**Data entries**
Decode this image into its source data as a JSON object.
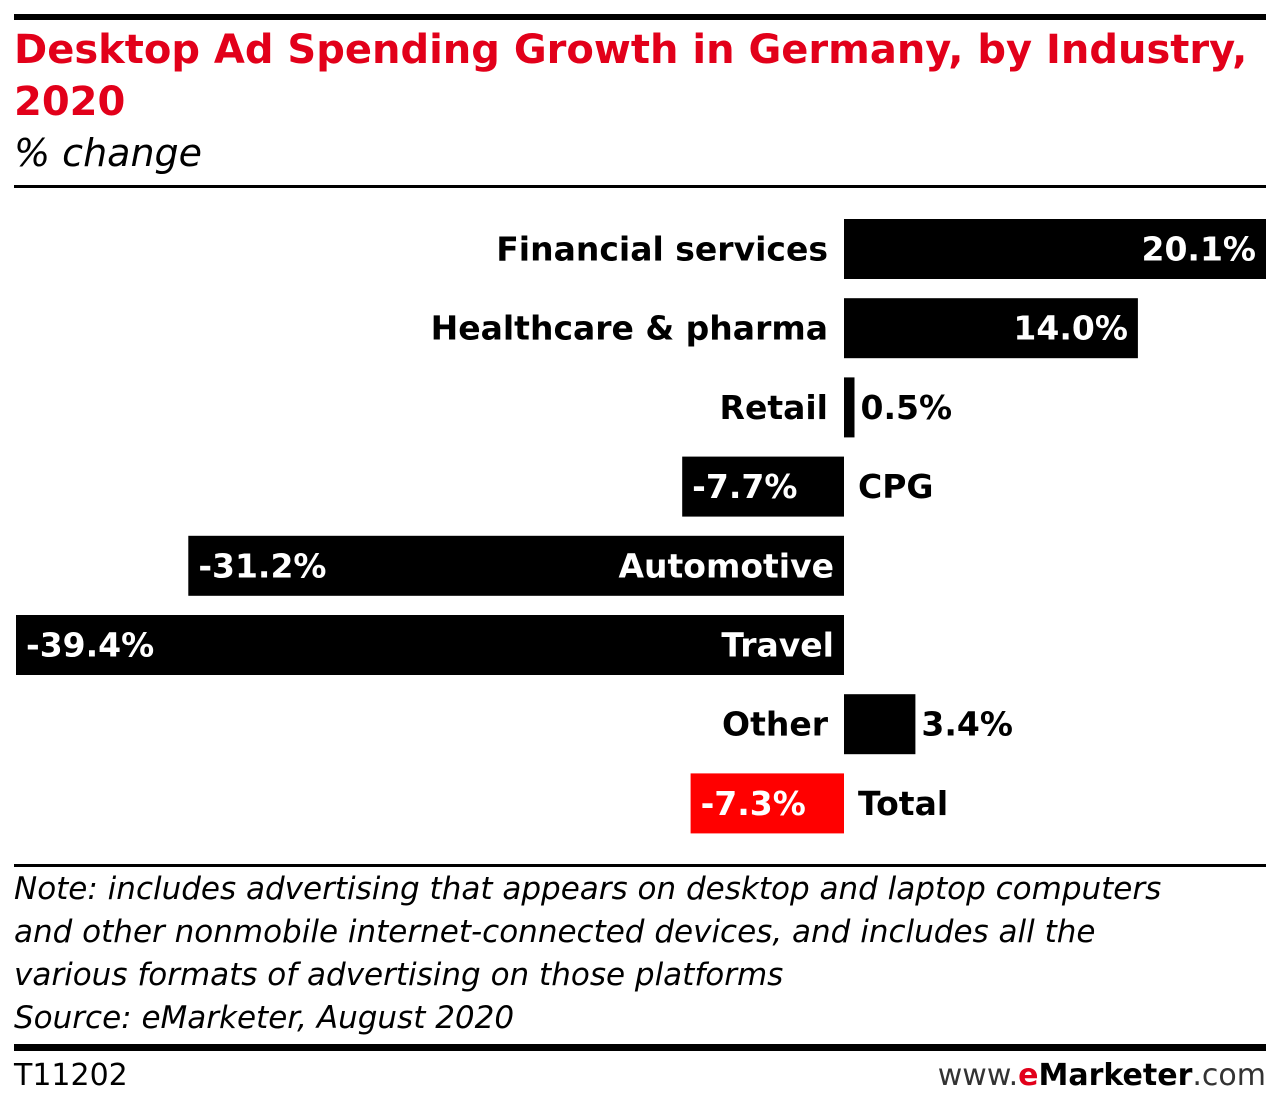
{
  "title": "Desktop Ad Spending Growth in Germany, by Industry, 2020",
  "subtitle": "% change",
  "chart_data": {
    "type": "bar",
    "orientation": "horizontal",
    "categories": [
      "Financial services",
      "Healthcare & pharma",
      "Retail",
      "CPG",
      "Automotive",
      "Travel",
      "Other",
      "Total"
    ],
    "values": [
      20.1,
      14.0,
      0.5,
      -7.7,
      -31.2,
      -39.4,
      3.4,
      -7.3
    ],
    "value_labels": [
      "20.1%",
      "14.0%",
      "0.5%",
      "-7.7%",
      "-31.2%",
      "-39.4%",
      "3.4%",
      "-7.3%"
    ],
    "highlight_category": "Total",
    "colors": {
      "bar": "#000000",
      "highlight": "#ff0000"
    },
    "xlim": [
      -39.4,
      20.1
    ],
    "unit": "%",
    "xlabel": "",
    "ylabel": "",
    "grid": false,
    "legend": "none"
  },
  "note_lines": [
    "Note: includes advertising that appears on desktop and laptop computers",
    "and other nonmobile internet-connected devices, and includes all the",
    "various formats of advertising on those platforms",
    "Source: eMarketer, August 2020"
  ],
  "footer": {
    "code": "T11202",
    "brand": {
      "prefix": "www.",
      "e": "e",
      "name": "Marketer",
      "suffix": ".com"
    }
  },
  "colors": {
    "title": "#e2001a",
    "rule": "#000000"
  }
}
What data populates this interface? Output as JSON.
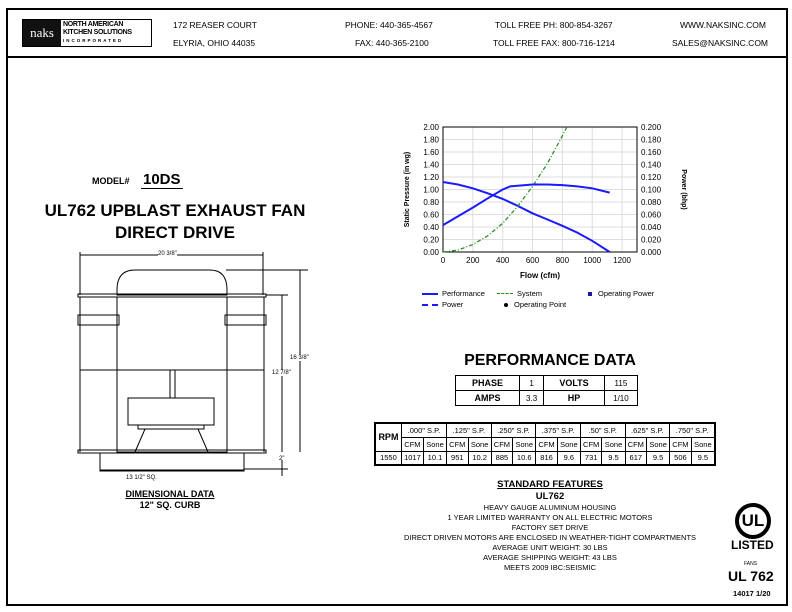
{
  "header": {
    "logo_text": {
      "mark": "naks",
      "line1": "NORTH AMERICAN",
      "line2": "KITCHEN SOLUTIONS",
      "line3": "INCORPORATED"
    },
    "address1": "172 REASER COURT",
    "address2": "ELYRIA, OHIO 44035",
    "phone": "PHONE: 440-365-4567",
    "fax": "FAX: 440-365-2100",
    "tollfree_phone": "TOLL FREE PH: 800-854-3267",
    "tollfree_fax": "TOLL FREE FAX: 800-716-1214",
    "web": "WWW.NAKSINC.COM",
    "email": "SALES@NAKSINC.COM"
  },
  "model": {
    "label": "MODEL#",
    "value": "10DS",
    "title1": "UL762 UPBLAST EXHAUST FAN",
    "title2": "DIRECT DRIVE"
  },
  "drawing": {
    "width": "20 3/8\"",
    "height_total": "16 3/8\"",
    "height_body": "12 7/8\"",
    "curb_height": "2\"",
    "curb_width": "13 1/2\" SQ.",
    "caption": "DIMENSIONAL DATA",
    "subcaption": "12\" SQ. CURB"
  },
  "chart_data": {
    "type": "line",
    "xlabel": "Flow (cfm)",
    "ylabel": "Static Pressure (in wg)",
    "y2label": "Power (bhp)",
    "xlim": [
      0,
      1300
    ],
    "ylim": [
      0,
      2
    ],
    "y2lim": [
      0,
      0.2
    ],
    "grid": true,
    "x_ticks": [
      "0",
      "200",
      "400",
      "600",
      "800",
      "1000",
      "1200"
    ],
    "y_ticks": [
      "0.00",
      "0.20",
      "0.40",
      "0.60",
      "0.80",
      "1.00",
      "1.20",
      "1.40",
      "1.60",
      "1.80",
      "2.00"
    ],
    "y2_ticks": [
      "0.000",
      "0.020",
      "0.040",
      "0.060",
      "0.080",
      "0.100",
      "0.120",
      "0.140",
      "0.160",
      "0.180",
      "0.200"
    ],
    "series": [
      {
        "name": "Performance",
        "axis": "left",
        "color": "#1a1aff",
        "style": "solid",
        "x": [
          0,
          100,
          200,
          300,
          400,
          500,
          600,
          700,
          800,
          900,
          1000,
          1117
        ],
        "y": [
          1.12,
          1.08,
          1.02,
          0.94,
          0.85,
          0.74,
          0.62,
          0.52,
          0.42,
          0.31,
          0.18,
          0
        ]
      },
      {
        "name": "System",
        "axis": "left",
        "color": "#1a8a1a",
        "style": "dashdot",
        "x": [
          0,
          100,
          200,
          300,
          400,
          500,
          600,
          700,
          800,
          830
        ],
        "y": [
          0,
          0.03,
          0.12,
          0.26,
          0.46,
          0.73,
          1.05,
          1.42,
          1.86,
          2.0
        ]
      },
      {
        "name": "Power",
        "axis": "right",
        "color": "#1a1aff",
        "style": "dashed",
        "x": [
          0,
          100,
          200,
          300,
          400,
          450,
          500,
          600,
          700,
          800,
          900,
          1000,
          1117
        ],
        "y": [
          0.043,
          0.057,
          0.071,
          0.086,
          0.1,
          0.105,
          0.106,
          0.108,
          0.108,
          0.107,
          0.105,
          0.102,
          0.095
        ]
      }
    ],
    "legend": [
      "Performance",
      "System",
      "Operating Power",
      "Power",
      "Operating Point"
    ],
    "legend_placement": "bottom"
  },
  "performance": {
    "title": "PERFORMANCE DATA",
    "phase_label": "PHASE",
    "phase": "1",
    "volts_label": "VOLTS",
    "volts": "115",
    "amps_label": "AMPS",
    "amps": "3.3",
    "hp_label": "HP",
    "hp": "1/10",
    "rpm_label": "RPM",
    "rpm": "1550",
    "cfm_label": "CFM",
    "sone_label": "Sone",
    "columns": [
      {
        "sp": ".000\" S.P.",
        "cfm": "1017",
        "sone": "10.1"
      },
      {
        "sp": ".125\" S.P.",
        "cfm": "951",
        "sone": "10.2"
      },
      {
        "sp": ".250\" S.P.",
        "cfm": "885",
        "sone": "10.6"
      },
      {
        "sp": ".375\" S.P.",
        "cfm": "816",
        "sone": "9.6"
      },
      {
        "sp": ".50\" S.P.",
        "cfm": "731",
        "sone": "9.5"
      },
      {
        "sp": ".625\" S.P.",
        "cfm": "617",
        "sone": "9.5"
      },
      {
        "sp": ".750\" S.P.",
        "cfm": "506",
        "sone": "9.5"
      }
    ]
  },
  "features": {
    "title": "STANDARD FEATURES",
    "subtitle": "UL762",
    "items": [
      "HEAVY GAUGE ALUMINUM HOUSING",
      "1 YEAR LIMITED WARRANTY ON ALL ELECTRIC MOTORS",
      "FACTORY SET DRIVE",
      "DIRECT DRIVEN MOTORS ARE ENCLOSED IN WEATHER-TIGHT COMPARTMENTS",
      "AVERAGE UNIT WEIGHT: 30 LBS",
      "AVERAGE SHIPPING WEIGHT: 43 LBS",
      "MEETS 2009 IBC:SEISMIC"
    ]
  },
  "ul": {
    "mark": "UL",
    "listed": "LISTED",
    "fans": "FANS",
    "standard": "UL 762",
    "doc_code": "14017 1/20"
  }
}
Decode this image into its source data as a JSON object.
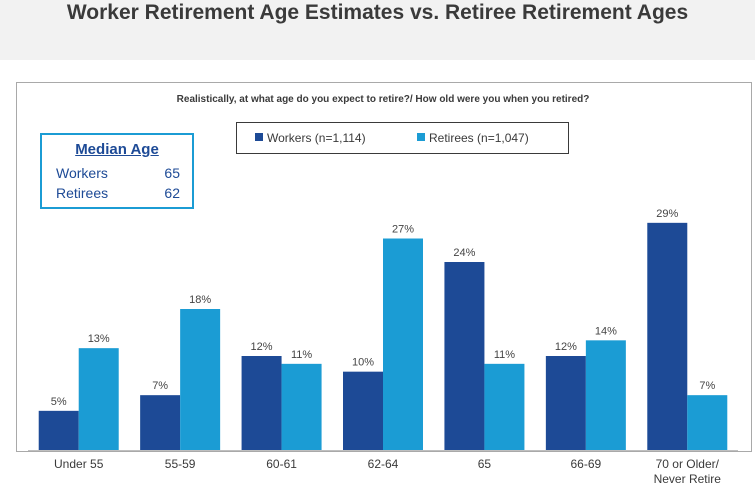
{
  "page": {
    "title": "Worker Retirement Age Estimates vs. Retiree Retirement Ages"
  },
  "median": {
    "title": "Median Age",
    "rows": [
      {
        "label": "Workers",
        "value": "65"
      },
      {
        "label": "Retirees",
        "value": "62"
      }
    ]
  },
  "chart_data": {
    "type": "bar",
    "title": "Realistically, at what age do you expect to retire?/ How old were you when you retired?",
    "categories": [
      "Under 55",
      "55-59",
      "60-61",
      "62-64",
      "65",
      "66-69",
      "70 or Older/ Never Retire"
    ],
    "series": [
      {
        "name": "Workers (n=1,114)",
        "color": "#1d4a96",
        "values": [
          5,
          7,
          12,
          10,
          24,
          12,
          29
        ]
      },
      {
        "name": "Retirees (n=1,047)",
        "color": "#1b9cd4",
        "values": [
          13,
          18,
          11,
          27,
          11,
          14,
          7
        ]
      }
    ],
    "value_suffix": "%",
    "ylim": [
      0,
      30
    ],
    "grid": false,
    "legend_position": "top-center"
  }
}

**What to produce**
Please list every line of the records that contains "MOTORS".

**Written solution**
      "1 YEAR LIMITED WARRANTY ON ALL ELECTRIC MOTORS",
      "DIRECT DRIVEN MOTORS ARE ENCLOSED IN WEATHER-TIGHT COMPARTMENTS",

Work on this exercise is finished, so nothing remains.